**Material for this exercise**.

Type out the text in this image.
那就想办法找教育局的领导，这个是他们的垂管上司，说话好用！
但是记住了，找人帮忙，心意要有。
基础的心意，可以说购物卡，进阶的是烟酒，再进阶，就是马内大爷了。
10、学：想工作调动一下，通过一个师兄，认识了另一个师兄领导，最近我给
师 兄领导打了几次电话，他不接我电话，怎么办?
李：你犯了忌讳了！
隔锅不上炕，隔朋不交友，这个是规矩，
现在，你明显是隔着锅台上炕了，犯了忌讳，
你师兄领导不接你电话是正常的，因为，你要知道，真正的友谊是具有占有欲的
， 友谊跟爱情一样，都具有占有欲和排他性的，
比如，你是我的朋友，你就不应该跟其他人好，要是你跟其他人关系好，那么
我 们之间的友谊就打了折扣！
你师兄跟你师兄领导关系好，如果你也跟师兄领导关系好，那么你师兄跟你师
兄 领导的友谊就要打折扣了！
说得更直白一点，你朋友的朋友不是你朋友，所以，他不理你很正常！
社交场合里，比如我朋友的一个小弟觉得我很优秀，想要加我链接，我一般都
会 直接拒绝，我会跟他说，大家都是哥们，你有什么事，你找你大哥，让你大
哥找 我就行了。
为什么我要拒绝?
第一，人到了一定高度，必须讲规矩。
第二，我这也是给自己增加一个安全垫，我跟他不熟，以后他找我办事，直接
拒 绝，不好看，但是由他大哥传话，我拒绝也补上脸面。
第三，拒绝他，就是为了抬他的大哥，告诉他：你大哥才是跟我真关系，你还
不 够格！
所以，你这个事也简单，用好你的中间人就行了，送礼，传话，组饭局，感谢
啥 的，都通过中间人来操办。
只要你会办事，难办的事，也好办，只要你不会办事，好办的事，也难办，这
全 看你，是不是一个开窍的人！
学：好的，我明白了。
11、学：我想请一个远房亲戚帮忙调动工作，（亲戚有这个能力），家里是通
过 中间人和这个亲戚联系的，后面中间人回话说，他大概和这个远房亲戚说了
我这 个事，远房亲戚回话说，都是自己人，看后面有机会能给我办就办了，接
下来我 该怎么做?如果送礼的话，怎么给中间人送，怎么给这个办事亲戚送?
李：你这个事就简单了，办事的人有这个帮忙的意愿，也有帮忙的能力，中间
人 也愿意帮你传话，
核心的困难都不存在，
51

**Problem to work on**.
Please quote the data above in full, with no line missing.

**Answer to this exercise**.
Type out the text in this image.
那就想办法找教育局的领导，这个是他们的垂管上司，说话好用！
但是记住了，找人帮忙，心意要有。
基础的心意，可以说购物卡，进阶的是烟酒，再进阶，就是马内大爷了。
10、学：想工作调动一下，通过一个师兄，认识了另一个师兄领导，最近我给
师 兄领导打了几次电话，他不接我电话，怎么办?
李：你犯了忌讳了！
隔锅不上炕，隔朋不交友，这个是规矩，
现在，你明显是隔着锅台上炕了，犯了忌讳，
你师兄领导不接你电话是正常的，因为，你要知道，真正的友谊是具有占有欲的
， 友谊跟爱情一样，都具有占有欲和排他性的，
比如，你是我的朋友，你就不应该跟其他人好，要是你跟其他人关系好，那么
我 们之间的友谊就打了折扣！
你师兄跟你师兄领导关系好，如果你也跟师兄领导关系好，那么你师兄跟你师
兄 领导的友谊就要打折扣了！
说得更直白一点，你朋友的朋友不是你朋友，所以，他不理你很正常！
社交场合里，比如我朋友的一个小弟觉得我很优秀，想要加我链接，我一般都
会 直接拒绝，我会跟他说，大家都是哥们，你有什么事，你找你大哥，让你大
哥找 我就行了。
为什么我要拒绝?
第一，人到了一定高度，必须讲规矩。
第二，我这也是给自己增加一个安全垫，我跟他不熟，以后他找我办事，直接
拒 绝，不好看，但是由他大哥传话，我拒绝也补上脸面。
第三，拒绝他，就是为了抬他的大哥，告诉他：你大哥才是跟我真关系，你还
不 够格！
所以，你这个事也简单，用好你的中间人就行了，送礼，传话，组饭局，感谢
啥 的，都通过中间人来操办。
只要你会办事，难办的事，也好办，只要你不会办事，好办的事，也难办，这
全 看你，是不是一个开窍的人！
学：好的，我明白了。
11、学：我想请一个远房亲戚帮忙调动工作，（亲戚有这个能力），家里是通
过 中间人和这个亲戚联系的，后面中间人回话说，他大概和这个远房亲戚说了
我这 个事，远房亲戚回话说，都是自己人，看后面有机会能给我办就办了，接
下来我 该怎么做?如果送礼的话，怎么给中间人送，怎么给这个办事亲戚送?
李：你这个事就简单了，办事的人有这个帮忙的意愿，也有帮忙的能力，中间
人 也愿意帮你传话，
核心的困难都不存在，
51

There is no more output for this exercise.